WRITTEN INSTRUCTION: Copy each line that has the string "Sally" somewhere in it.

(Dataset items)
** begin **

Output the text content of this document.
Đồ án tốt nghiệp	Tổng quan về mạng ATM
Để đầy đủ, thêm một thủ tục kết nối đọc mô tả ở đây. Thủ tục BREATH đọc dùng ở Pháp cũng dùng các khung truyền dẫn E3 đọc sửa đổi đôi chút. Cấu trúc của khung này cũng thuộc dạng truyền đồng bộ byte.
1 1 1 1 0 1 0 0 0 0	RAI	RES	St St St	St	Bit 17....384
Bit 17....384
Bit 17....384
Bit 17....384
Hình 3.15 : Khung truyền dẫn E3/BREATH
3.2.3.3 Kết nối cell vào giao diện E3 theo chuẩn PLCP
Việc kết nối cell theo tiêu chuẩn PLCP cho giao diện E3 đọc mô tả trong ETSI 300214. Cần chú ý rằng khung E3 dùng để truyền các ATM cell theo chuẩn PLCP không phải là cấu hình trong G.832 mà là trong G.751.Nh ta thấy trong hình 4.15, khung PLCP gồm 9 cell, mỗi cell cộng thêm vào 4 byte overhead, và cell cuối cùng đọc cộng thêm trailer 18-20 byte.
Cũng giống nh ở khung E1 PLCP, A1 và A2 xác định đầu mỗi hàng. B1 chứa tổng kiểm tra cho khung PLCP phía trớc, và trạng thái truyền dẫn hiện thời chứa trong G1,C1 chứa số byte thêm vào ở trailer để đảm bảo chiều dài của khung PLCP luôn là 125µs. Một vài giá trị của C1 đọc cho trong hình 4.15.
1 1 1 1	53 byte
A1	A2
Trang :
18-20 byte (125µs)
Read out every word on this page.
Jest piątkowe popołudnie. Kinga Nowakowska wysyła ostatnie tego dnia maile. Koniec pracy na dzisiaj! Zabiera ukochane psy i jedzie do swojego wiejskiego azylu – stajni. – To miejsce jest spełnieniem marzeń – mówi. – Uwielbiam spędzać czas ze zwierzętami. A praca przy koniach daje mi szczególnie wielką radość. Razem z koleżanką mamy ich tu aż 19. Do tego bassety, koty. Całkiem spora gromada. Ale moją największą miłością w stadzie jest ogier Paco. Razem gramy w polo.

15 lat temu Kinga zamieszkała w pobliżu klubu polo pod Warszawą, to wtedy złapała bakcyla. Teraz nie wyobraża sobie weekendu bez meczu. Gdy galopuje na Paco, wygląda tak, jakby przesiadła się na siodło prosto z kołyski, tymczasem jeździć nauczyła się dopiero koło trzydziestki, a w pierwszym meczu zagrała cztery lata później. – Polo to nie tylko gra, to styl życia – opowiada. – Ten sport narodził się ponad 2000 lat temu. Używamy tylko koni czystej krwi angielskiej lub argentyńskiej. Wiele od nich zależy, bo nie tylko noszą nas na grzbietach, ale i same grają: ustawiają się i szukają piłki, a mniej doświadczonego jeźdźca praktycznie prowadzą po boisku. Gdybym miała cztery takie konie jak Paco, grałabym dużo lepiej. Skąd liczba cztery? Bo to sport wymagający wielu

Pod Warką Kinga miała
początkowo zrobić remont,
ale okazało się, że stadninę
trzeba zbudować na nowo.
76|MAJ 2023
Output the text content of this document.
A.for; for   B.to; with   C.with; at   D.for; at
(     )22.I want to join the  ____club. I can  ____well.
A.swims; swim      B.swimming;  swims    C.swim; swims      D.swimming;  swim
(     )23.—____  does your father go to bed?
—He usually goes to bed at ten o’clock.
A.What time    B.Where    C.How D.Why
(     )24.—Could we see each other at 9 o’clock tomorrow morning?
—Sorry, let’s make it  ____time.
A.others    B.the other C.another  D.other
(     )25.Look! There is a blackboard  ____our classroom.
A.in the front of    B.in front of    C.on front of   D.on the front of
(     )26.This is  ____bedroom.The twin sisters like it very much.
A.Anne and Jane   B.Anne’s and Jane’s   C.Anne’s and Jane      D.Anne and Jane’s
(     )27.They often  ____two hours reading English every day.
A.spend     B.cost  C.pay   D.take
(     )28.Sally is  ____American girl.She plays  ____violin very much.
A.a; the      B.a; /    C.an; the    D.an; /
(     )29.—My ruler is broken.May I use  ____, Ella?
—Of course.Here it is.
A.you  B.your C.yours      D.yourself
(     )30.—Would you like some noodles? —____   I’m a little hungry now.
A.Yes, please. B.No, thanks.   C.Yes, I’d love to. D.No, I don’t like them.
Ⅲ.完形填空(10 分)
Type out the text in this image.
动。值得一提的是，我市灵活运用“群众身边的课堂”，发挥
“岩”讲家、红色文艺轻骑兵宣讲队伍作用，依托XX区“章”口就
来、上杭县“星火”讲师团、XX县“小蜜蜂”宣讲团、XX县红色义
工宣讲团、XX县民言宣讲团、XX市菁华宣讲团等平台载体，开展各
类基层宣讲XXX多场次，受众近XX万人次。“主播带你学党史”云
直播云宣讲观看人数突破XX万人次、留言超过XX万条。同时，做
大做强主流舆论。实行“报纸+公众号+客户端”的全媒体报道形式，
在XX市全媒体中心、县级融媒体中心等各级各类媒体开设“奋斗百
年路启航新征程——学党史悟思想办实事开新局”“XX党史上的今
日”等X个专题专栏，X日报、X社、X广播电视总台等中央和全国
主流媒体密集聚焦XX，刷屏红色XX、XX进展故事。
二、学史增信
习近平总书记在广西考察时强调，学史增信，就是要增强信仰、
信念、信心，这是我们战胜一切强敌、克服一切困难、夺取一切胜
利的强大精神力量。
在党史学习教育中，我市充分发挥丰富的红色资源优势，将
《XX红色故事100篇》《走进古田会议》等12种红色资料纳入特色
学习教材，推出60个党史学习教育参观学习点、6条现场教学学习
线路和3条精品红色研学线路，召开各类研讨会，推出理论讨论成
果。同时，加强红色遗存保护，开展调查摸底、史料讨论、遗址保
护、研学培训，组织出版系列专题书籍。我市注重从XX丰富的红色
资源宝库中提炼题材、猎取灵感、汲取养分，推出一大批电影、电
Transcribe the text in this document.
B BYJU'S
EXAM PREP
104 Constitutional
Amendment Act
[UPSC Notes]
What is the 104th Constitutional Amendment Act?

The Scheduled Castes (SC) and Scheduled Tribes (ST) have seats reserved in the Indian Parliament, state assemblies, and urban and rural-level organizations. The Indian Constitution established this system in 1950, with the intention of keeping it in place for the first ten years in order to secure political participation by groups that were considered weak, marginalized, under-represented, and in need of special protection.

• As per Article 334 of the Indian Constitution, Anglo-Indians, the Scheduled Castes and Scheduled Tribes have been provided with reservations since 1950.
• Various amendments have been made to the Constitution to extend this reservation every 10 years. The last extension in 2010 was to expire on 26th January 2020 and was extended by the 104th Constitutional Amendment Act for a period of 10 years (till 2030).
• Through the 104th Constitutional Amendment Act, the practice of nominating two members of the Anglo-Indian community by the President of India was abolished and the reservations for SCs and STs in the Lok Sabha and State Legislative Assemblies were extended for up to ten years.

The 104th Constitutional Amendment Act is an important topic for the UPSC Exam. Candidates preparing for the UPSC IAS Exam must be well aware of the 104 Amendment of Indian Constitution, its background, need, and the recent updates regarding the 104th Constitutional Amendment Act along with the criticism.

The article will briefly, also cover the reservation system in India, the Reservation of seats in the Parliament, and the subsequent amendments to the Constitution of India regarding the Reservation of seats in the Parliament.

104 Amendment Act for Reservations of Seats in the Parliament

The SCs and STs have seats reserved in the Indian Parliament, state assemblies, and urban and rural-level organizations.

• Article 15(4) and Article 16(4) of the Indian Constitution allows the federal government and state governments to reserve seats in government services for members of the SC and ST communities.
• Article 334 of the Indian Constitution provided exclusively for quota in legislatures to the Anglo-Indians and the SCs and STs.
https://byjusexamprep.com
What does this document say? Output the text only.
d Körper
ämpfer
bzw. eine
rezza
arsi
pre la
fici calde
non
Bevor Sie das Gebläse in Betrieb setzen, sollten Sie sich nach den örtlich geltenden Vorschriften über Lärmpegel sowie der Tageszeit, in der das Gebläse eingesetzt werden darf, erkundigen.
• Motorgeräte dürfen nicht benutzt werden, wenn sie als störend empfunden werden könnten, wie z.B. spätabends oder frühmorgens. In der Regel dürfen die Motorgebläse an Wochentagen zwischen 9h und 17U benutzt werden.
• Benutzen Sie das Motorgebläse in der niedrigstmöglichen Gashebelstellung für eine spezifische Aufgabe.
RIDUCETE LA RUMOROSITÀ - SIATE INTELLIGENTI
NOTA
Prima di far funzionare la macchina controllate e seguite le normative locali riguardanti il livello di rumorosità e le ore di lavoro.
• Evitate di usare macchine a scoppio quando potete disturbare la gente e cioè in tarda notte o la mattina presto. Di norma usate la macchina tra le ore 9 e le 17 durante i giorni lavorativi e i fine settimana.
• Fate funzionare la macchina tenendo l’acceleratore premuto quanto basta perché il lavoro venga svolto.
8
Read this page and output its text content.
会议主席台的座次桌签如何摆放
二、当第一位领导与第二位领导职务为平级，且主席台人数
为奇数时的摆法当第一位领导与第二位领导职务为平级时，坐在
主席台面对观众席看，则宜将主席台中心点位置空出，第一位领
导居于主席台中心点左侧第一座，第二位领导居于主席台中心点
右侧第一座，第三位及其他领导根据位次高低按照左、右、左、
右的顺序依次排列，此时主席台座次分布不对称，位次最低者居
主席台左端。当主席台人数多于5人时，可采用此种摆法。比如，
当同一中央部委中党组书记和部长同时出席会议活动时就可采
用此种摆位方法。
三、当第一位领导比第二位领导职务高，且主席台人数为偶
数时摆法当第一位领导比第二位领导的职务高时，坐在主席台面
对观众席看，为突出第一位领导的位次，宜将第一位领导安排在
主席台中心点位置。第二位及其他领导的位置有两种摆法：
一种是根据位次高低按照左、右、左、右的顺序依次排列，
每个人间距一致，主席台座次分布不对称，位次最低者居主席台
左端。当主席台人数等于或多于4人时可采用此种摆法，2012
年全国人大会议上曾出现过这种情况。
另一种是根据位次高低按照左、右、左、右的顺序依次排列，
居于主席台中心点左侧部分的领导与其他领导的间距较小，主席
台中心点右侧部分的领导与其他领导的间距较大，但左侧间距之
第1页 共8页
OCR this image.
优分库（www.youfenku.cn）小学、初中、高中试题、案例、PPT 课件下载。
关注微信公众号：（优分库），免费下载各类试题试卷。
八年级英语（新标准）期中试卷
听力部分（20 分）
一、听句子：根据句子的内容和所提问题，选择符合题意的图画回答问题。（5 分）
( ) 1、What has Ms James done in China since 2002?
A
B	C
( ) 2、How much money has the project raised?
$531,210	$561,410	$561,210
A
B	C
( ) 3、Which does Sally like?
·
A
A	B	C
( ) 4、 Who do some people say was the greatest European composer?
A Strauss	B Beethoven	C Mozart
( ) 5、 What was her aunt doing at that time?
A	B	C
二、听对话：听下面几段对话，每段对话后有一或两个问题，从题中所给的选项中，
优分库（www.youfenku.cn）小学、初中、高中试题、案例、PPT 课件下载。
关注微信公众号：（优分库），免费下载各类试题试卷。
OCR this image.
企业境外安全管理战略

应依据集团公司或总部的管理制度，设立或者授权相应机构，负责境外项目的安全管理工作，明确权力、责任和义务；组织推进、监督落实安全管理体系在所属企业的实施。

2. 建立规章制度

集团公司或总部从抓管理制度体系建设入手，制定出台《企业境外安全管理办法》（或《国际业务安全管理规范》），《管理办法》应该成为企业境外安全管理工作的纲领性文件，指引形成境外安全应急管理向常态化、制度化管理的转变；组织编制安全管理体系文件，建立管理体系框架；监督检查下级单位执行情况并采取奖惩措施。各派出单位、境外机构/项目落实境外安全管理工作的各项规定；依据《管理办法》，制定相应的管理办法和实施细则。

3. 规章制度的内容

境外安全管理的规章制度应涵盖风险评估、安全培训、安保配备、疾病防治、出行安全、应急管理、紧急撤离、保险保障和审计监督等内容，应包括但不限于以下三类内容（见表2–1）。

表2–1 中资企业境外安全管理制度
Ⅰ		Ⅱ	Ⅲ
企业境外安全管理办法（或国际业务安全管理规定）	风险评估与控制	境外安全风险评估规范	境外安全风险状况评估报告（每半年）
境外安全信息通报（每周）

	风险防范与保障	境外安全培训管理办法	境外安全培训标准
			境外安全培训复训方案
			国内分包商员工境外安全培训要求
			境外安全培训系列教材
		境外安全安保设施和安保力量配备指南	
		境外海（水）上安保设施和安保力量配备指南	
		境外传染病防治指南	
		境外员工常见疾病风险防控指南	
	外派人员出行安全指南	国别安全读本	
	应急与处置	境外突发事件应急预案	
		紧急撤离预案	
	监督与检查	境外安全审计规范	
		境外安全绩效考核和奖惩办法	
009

** end **

ANSWER TO THIS TASK:
(     )28.Sally is  ____American girl.She plays  ____violin very much.
( ) 3、Which does Sally like?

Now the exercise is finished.